• _TEXT SEGMENT_:
^^^^^^^^

IRBs are made of rubber and consist of four inflatable tubes - two side tubes, a bow tube and a keelson tube. This specific feature coupled with the obvious fact that they are used in the water, has coined the term "rubber duck" or simply "duck" to describe an IRB. Typically the rubber is coloured a shade of red termed 'Rescue Red' although a particular make of craft manufactured by Arancia come in a shade of orange.
They have a rigid floor piece and a rigid transom for fitting an outboard motor (usually 25 hp). UK versions are equipped with 30hp Outboard 4-Stroke, with a Prop Deflector fitted to protect swimmers and the engine from rocks.

^^^^^^^^

• _SUPPLIED DATA_:
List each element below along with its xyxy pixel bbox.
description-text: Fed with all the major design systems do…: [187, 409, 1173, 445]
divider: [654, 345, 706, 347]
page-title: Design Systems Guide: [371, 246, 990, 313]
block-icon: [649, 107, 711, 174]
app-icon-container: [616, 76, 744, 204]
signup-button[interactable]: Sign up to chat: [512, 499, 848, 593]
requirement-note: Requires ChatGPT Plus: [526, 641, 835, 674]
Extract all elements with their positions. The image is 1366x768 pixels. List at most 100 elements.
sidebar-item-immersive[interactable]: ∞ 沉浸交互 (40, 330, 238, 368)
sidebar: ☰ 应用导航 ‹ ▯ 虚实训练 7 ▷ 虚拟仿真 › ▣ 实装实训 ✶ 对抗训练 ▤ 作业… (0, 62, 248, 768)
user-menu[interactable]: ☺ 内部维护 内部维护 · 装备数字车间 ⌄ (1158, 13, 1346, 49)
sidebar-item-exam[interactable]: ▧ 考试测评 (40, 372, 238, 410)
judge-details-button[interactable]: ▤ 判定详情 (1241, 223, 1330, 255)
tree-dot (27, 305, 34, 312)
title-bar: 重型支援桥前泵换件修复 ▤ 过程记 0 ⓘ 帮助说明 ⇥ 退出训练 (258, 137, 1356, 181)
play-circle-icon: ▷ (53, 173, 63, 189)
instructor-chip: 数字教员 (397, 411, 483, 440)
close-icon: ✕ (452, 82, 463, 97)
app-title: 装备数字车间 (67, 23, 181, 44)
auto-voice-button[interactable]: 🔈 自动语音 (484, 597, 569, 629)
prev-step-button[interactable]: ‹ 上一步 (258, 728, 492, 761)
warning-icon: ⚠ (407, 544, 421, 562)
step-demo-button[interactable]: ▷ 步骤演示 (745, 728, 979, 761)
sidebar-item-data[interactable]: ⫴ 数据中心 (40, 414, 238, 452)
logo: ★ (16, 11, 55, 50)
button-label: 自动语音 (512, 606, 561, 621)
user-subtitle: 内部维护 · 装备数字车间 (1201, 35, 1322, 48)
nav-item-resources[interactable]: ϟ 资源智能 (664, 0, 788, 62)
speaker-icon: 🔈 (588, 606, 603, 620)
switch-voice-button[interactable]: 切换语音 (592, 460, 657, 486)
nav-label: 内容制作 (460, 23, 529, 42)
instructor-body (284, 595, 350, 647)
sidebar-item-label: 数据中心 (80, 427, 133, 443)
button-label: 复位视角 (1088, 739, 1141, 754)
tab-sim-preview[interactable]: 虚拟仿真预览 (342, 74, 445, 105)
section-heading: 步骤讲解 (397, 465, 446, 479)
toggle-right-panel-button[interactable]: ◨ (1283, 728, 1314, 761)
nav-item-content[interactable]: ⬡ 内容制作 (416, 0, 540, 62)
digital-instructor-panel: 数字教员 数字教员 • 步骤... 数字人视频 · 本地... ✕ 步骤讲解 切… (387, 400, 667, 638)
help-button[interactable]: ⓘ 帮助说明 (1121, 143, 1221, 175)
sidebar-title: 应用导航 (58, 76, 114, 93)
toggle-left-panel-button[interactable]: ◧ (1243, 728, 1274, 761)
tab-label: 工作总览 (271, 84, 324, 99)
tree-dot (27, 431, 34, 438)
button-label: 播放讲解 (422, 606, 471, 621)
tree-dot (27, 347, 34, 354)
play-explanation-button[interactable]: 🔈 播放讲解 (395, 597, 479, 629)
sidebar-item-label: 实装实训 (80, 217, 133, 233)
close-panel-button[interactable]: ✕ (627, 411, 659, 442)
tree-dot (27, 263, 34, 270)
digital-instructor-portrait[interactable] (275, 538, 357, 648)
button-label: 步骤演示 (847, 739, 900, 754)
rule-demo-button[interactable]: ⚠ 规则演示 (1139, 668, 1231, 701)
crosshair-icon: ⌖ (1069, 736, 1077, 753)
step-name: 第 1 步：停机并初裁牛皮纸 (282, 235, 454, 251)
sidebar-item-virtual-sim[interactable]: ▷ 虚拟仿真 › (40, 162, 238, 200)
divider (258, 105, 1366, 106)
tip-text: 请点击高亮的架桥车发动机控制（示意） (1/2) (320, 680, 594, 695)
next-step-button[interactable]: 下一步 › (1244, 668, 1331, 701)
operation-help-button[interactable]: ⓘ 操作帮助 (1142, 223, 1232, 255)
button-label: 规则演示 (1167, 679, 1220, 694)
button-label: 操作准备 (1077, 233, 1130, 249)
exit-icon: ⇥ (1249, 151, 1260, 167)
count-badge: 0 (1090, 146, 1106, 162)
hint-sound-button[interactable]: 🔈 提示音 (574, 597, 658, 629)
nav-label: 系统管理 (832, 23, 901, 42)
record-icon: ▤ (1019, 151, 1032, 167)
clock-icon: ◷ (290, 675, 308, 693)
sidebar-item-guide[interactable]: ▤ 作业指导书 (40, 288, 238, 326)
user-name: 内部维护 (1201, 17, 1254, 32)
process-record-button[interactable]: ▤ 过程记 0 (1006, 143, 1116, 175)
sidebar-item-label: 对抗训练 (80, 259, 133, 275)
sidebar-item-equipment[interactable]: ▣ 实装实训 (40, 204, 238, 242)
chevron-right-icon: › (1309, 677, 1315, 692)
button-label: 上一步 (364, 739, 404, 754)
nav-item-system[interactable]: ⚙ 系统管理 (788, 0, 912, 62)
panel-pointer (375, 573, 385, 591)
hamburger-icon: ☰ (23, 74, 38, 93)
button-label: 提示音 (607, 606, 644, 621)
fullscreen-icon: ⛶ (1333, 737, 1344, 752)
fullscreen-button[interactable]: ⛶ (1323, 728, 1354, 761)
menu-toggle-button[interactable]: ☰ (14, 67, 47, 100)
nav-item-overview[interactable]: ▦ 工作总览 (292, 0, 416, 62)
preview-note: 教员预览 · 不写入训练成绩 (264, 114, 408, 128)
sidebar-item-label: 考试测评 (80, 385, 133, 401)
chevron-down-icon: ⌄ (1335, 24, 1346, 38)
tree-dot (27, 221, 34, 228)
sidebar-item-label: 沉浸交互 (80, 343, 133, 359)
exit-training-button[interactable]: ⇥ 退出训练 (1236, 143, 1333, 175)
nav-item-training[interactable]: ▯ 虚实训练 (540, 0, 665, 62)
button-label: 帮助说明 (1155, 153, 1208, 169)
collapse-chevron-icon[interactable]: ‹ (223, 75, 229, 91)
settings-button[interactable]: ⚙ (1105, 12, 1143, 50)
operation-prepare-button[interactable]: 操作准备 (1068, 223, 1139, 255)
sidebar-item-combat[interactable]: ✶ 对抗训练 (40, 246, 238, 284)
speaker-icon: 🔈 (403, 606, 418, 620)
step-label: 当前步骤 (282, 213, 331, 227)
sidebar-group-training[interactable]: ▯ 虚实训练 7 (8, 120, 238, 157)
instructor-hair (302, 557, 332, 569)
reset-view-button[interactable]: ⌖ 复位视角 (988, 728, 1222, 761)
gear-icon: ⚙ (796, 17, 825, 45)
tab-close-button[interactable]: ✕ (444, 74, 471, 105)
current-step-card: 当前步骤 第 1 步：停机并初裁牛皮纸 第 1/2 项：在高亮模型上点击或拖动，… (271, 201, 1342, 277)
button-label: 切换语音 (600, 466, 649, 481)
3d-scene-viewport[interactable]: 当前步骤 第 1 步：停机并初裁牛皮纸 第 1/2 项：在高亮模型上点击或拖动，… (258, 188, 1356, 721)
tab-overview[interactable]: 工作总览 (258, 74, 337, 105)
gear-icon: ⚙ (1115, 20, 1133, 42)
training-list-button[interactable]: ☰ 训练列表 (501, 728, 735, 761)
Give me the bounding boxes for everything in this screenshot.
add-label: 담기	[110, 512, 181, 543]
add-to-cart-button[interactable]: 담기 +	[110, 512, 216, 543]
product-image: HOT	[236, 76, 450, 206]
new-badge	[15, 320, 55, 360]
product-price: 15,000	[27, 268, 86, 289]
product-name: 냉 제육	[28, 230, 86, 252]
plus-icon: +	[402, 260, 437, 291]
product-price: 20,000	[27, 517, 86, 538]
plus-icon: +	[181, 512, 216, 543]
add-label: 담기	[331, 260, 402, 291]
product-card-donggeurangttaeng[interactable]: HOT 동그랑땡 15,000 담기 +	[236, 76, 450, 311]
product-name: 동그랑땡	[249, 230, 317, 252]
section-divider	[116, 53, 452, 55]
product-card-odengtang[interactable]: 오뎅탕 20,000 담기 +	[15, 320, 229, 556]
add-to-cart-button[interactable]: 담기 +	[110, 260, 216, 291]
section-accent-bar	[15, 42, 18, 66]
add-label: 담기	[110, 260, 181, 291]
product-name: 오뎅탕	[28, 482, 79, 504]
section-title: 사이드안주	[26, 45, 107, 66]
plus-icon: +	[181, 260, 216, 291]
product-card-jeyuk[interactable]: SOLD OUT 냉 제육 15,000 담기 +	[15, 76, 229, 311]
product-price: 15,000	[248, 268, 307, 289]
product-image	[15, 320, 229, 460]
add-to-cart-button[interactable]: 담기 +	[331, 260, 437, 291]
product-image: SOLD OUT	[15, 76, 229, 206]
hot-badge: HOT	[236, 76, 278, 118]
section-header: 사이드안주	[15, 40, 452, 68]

^^^^^^^^

• _TASK INSTRUCTIONS_:
1. Rewrite the part of the IRB text that opens with the words containing "IRBs are made" and closes with "shade of orange.", swapping "Rescue Red" for "Lifeguard Red".
2. Say whether each statement agrees with the IRB text, answering yes or no and quoting the deciding words: (a) An IRB has four inflatable tubes. (b) UK versions are fitted with 25 hp outboard motors. (c) Craft made by Arancia come in a shade of orange.

• _TASK-BY-TASK RESULTS_:
1.
IRBs are made of rubber and consist of four inflatable tubes - two side tubes, a bow tube and a keelson tube. This specific feature coupled with the obvious fact that they are used in the water, has coined the term "rubber duck" or simply "duck" to describe an IRB. Typically the rubber is coloured a shade of red termed 'Lifeguard Red' although a particular make of craft manufactured by Arancia come in a shade of orange.

2.
(a) Yes: "consist of four inflatable tubes"
(b) No: "UK versions are equipped with 30hp Outboard 4-Stroke"
(c) Yes: "a particular make of craft manufactured by Arancia come in a shade of orange"